Passage shown –
-.-.-

Wayfinding, finding the way. Having to go around the back of things or meander a little to find a way in or find a way back. These different systems of locating, navigating, orientating […] Orienting backwards, towards the back. This sense of facing to the back, or back-to-back. Way finding, to find the way. And finding a way, finding a way, rather than looking for the way. There are two different kinds of listening: through the ear, skin or nervous system, or just the sensitivity to everything that is vibrating. This idea of sensing vibrations of bodies, objects or anything really. Micro-frequencies … we are kind of sensing machines—you can pick up static, air circulating, tiny vibrations of many different things. This idea of lingering in it and being with the movement of the world in a different way. A sense of being among, being one of those vibrating things. There is another kind of located-ness through vibration and being present—more linked to listening. There are other kinds of listening or ways of understanding how one is orientating. How can it become less and less?

-.-.-

Written problem A – In the passage on wayfinding, condense the paragraph that opens "Wayfinding, finding the way." into a short bulleted list that keeps its main points.

-.-.-

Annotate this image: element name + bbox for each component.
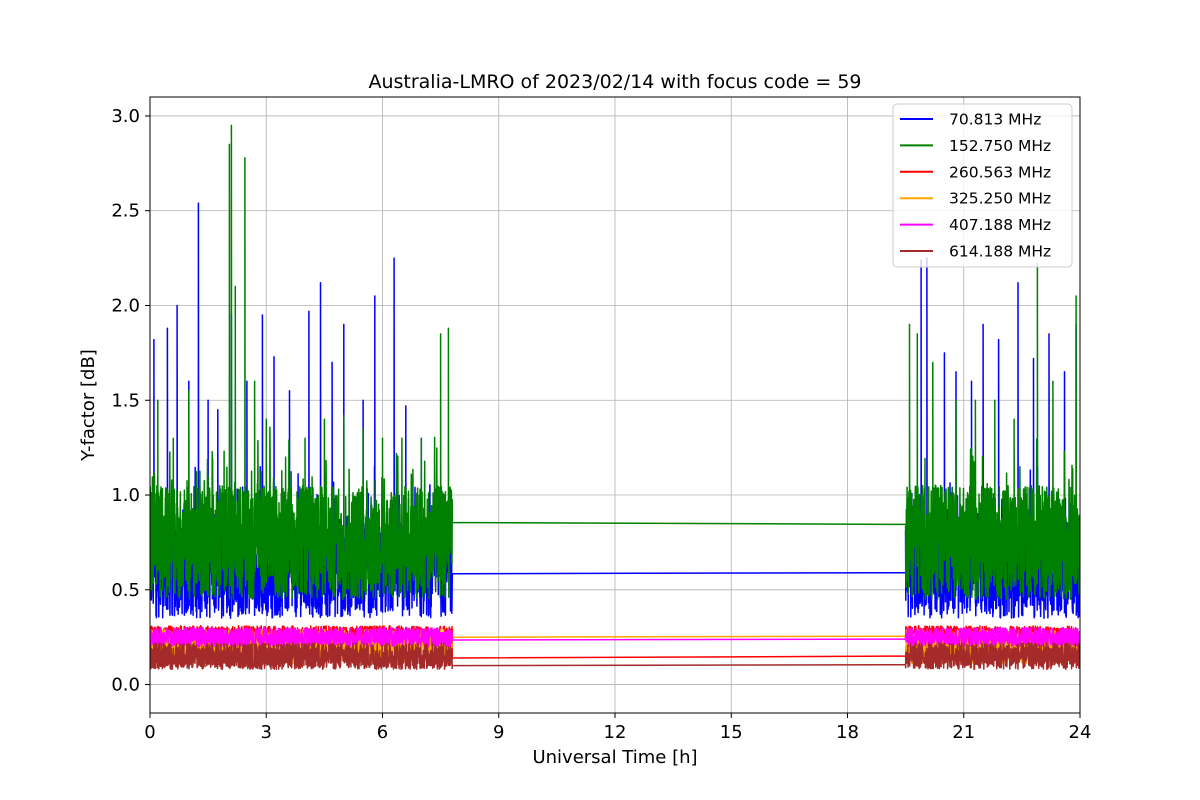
x-tick-label: 12	[604, 722, 627, 743]
y-axis-label: Y-factor [dB]	[78, 349, 99, 462]
y-tick-label: 2.0	[111, 295, 140, 316]
legend-label: 614.188 MHz	[949, 243, 1051, 261]
legend: 70.813 MHz 152.750 MHz 260.563 MHz 325.250 …	[892, 103, 1073, 268]
series-line	[150, 124, 1080, 601]
series-407-188-mhz	[150, 626, 1080, 648]
y-tick-label: 0.5	[111, 580, 140, 601]
legend-label: 325.250 MHz	[949, 190, 1051, 208]
series-line	[150, 642, 1080, 671]
y-tick-label: 1.5	[111, 390, 140, 411]
series-line	[150, 626, 1080, 648]
plot-series	[150, 124, 1080, 671]
axis-ticks: 0 3 6 9 12 15 18 21 24 0.0 0.5 1.0 1.5 2.0 2.5 3.0	[111, 106, 1091, 743]
series-614-188-mhz	[150, 642, 1080, 671]
x-tick-label: 15	[720, 722, 743, 743]
x-tick-label: 24	[1069, 722, 1092, 743]
legend-label: 260.563 MHz	[949, 163, 1051, 181]
legend-label: 152.750 MHz	[949, 137, 1051, 155]
y-tick-label: 1.0	[111, 485, 140, 506]
y-tick-label: 2.5	[111, 201, 140, 222]
series-152-750-mhz	[150, 124, 1080, 601]
x-tick-label: 18	[836, 722, 859, 743]
legend-label: 70.813 MHz	[949, 111, 1041, 129]
x-tick-label: 0	[144, 722, 155, 743]
x-tick-label: 9	[493, 722, 504, 743]
y-tick-label: 3.0	[111, 106, 140, 127]
x-tick-label: 6	[377, 722, 388, 743]
x-axis-label: Universal Time [h]	[532, 747, 697, 768]
legend-label: 407.188 MHz	[949, 216, 1051, 234]
x-tick-label: 21	[952, 722, 975, 743]
y-tick-label: 0.0	[111, 675, 140, 696]
chart-title: Australia-LMRO of 2023/02/14 with focus …	[368, 71, 861, 93]
x-tick-label: 3	[261, 722, 272, 743]
legend-box	[892, 103, 1073, 268]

-.-.-

Written problem B – In the records, switch "series-line" to "trace-line" in the lines that begin at the one containing "722, 627, 743]" and stop after the one containing "124, 1080, 671]". Return only those lines, with everything else left as is.

Expected answer A –
- Wayfinding means finding the way, sometimes by going around the back of things or meandering to find a way in or back.
- Locating, navigating and orientating are different systems, and one can orient backwards, facing the back or back-to-back.
- Finding a way is different from looking for the way.
- There are two kinds of listening: through the ear, skin or nervous system, or as sensitivity to everything that is vibrating.
- As sensing machines, we pick up static, circulating air and tiny vibrations of many things, and can linger among them as one of those vibrating things.
- Vibration and being present give another kind of located-ness, linked to listening and to understanding how one is orientating.

Expected answer B –
x-tick-label: 12	[604, 722, 627, 743]
y-axis-label: Y-factor [dB]	[78, 349, 99, 462]
y-tick-label: 2.0	[111, 295, 140, 316]
legend-label: 614.188 MHz	[949, 243, 1051, 261]
legend: 70.813 MHz 152.750 MHz 260.563 MHz 325.250 …	[892, 103, 1073, 268]
trace-line	[150, 124, 1080, 601]
series-407-188-mhz	[150, 626, 1080, 648]
y-tick-label: 0.5	[111, 580, 140, 601]
legend-label: 325.250 MHz	[949, 190, 1051, 208]
trace-line	[150, 642, 1080, 671]
y-tick-label: 1.5	[111, 390, 140, 411]
trace-line	[150, 626, 1080, 648]
plot-series	[150, 124, 1080, 671]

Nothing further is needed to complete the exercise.